THE TASK –
Compile every line that includes the word "Streamflow".

>> Begin TASK DATA

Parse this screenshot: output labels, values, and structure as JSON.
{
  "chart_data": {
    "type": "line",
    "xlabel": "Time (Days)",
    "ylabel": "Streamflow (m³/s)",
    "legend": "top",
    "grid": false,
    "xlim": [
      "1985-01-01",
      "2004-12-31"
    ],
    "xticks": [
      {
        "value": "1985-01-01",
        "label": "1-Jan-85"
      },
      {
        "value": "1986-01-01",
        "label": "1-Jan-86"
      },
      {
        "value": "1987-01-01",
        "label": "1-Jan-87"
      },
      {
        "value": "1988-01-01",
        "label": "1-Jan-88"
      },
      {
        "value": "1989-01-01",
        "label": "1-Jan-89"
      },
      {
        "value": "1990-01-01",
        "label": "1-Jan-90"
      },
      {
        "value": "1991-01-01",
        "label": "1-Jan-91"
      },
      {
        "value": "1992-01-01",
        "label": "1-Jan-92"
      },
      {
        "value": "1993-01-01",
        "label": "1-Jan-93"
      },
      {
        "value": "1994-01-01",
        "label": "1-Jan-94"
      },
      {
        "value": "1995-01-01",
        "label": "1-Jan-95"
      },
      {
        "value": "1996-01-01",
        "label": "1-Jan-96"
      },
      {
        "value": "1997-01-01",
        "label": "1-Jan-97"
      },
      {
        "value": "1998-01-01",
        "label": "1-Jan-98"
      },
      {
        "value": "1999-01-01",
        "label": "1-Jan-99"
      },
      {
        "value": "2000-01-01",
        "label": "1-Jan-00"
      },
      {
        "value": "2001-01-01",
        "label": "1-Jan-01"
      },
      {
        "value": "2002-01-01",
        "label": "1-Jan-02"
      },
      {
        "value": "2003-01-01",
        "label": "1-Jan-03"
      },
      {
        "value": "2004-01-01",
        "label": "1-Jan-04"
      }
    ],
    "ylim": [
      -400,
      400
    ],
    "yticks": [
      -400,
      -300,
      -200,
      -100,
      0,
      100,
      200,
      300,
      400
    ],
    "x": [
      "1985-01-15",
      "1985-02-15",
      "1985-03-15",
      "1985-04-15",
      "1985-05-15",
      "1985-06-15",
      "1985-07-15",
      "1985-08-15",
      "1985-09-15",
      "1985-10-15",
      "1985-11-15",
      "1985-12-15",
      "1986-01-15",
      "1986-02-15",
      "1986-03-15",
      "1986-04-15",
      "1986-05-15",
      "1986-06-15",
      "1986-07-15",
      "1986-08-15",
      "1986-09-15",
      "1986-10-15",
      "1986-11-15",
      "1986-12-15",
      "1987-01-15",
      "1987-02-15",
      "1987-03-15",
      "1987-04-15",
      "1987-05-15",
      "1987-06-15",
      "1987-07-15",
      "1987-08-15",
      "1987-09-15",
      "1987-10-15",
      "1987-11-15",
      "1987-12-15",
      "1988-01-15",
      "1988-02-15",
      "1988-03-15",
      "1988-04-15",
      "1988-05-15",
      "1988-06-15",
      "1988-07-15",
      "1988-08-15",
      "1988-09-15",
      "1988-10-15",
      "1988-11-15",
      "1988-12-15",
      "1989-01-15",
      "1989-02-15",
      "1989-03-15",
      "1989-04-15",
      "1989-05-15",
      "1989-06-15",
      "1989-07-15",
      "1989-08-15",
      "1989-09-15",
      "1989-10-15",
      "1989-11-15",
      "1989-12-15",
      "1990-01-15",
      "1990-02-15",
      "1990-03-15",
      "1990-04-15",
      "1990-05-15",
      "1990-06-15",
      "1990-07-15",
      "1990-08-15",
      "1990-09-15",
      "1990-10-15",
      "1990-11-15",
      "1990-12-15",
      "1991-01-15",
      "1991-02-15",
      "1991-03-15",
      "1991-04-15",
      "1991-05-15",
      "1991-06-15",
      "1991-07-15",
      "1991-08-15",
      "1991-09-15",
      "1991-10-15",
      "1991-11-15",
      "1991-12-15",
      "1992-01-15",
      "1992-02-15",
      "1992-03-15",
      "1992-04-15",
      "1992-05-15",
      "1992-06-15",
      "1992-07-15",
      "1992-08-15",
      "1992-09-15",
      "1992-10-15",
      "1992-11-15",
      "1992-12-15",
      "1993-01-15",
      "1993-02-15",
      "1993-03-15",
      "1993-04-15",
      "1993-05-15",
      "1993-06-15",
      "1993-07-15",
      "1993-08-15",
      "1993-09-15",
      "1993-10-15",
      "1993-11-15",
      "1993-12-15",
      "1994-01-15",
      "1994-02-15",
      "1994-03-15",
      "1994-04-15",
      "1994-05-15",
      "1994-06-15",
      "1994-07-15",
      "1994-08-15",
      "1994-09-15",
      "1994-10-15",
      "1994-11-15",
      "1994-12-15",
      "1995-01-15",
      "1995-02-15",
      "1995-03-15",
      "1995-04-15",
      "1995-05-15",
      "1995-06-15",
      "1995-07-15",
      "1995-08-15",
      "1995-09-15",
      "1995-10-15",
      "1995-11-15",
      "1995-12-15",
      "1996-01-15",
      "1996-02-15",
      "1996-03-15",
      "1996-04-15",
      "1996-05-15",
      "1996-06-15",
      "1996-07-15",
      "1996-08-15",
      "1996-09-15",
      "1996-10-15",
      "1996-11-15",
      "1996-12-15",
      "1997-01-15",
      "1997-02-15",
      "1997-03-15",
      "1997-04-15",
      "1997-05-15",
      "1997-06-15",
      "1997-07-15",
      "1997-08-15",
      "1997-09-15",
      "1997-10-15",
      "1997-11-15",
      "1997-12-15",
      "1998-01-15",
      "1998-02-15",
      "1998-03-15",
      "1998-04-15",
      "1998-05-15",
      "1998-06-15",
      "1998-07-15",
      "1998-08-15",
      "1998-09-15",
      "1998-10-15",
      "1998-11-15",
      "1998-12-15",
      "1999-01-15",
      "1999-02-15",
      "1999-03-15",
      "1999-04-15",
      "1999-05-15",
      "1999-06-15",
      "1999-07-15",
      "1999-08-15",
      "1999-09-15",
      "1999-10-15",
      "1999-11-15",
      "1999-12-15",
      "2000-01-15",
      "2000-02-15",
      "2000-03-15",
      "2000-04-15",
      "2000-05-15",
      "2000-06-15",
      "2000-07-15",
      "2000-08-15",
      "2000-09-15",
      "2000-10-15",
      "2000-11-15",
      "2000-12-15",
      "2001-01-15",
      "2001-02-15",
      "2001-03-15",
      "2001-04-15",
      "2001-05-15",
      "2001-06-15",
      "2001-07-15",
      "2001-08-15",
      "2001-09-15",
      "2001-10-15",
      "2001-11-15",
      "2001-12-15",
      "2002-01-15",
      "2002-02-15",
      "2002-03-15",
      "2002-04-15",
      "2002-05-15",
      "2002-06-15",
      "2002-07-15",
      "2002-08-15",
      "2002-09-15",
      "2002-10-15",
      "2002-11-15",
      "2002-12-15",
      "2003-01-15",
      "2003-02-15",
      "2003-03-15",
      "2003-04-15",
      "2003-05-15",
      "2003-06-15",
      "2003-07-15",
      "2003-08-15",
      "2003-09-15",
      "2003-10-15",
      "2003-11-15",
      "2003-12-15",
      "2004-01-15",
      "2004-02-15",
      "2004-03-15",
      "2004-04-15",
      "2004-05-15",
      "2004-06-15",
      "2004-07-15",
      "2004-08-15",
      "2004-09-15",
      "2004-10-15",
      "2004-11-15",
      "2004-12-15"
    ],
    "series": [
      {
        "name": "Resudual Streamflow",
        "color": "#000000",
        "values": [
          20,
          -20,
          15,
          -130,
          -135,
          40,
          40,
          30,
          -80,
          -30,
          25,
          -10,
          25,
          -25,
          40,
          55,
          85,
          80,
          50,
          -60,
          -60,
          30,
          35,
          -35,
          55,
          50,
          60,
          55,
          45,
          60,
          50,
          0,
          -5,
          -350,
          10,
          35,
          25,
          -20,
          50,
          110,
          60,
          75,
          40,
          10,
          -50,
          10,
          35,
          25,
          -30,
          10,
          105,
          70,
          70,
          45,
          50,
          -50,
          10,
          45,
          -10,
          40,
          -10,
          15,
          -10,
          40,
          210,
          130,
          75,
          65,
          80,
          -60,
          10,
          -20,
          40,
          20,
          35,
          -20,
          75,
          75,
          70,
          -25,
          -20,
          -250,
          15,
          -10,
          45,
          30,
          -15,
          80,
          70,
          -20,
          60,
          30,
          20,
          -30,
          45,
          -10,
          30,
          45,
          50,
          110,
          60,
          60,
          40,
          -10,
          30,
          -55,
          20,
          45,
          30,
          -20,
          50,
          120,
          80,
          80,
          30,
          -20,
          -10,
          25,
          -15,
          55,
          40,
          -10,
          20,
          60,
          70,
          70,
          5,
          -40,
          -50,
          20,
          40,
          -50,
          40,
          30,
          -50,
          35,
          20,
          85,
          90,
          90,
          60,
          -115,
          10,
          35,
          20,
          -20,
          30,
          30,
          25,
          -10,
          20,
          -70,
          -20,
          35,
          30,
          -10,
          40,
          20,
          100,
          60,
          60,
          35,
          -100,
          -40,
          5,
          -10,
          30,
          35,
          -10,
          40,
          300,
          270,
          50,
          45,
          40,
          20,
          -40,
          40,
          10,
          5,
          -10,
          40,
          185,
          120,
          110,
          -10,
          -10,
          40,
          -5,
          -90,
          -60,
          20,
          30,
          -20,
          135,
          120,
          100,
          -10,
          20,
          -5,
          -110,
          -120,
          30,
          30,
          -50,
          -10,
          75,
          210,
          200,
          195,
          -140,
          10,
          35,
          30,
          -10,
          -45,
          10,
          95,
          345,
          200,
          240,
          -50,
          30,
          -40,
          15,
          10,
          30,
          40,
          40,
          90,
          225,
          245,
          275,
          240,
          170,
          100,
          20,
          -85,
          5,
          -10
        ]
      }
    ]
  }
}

>> End TASK DATA

CORRECT ANSWER –
    "ylabel": "Streamflow (m³/s)",
        "name": "Resudual Streamflow",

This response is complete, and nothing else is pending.